▸ Exercise requirements
Give back each entry word for word, but drop the images.

[Information given — start]

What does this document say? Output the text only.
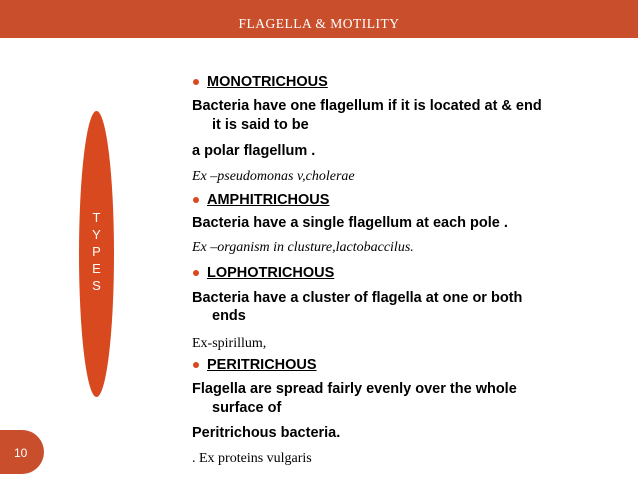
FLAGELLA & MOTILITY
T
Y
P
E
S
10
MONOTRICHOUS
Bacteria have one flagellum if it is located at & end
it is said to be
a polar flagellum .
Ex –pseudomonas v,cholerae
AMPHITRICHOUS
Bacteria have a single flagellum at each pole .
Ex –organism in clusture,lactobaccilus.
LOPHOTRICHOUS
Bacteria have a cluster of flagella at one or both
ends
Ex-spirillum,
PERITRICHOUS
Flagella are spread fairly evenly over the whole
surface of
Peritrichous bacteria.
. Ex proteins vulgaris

[Information given — finish]

▸ Result
What does this document say? Output the text only.
FLAGELLA & MOTILITY
T
Y
P
E
S
10
MONOTRICHOUS
Bacteria have one flagellum if it is located at & end
it is said to be
a polar flagellum .
Ex –pseudomonas v,cholerae
AMPHITRICHOUS
Bacteria have a single flagellum at each pole .
Ex –organism in clusture,lactobaccilus.
LOPHOTRICHOUS
Bacteria have a cluster of flagella at one or both
ends
Ex-spirillum,
PERITRICHOUS
Flagella are spread fairly evenly over the whole
surface of
Peritrichous bacteria.
. Ex proteins vulgaris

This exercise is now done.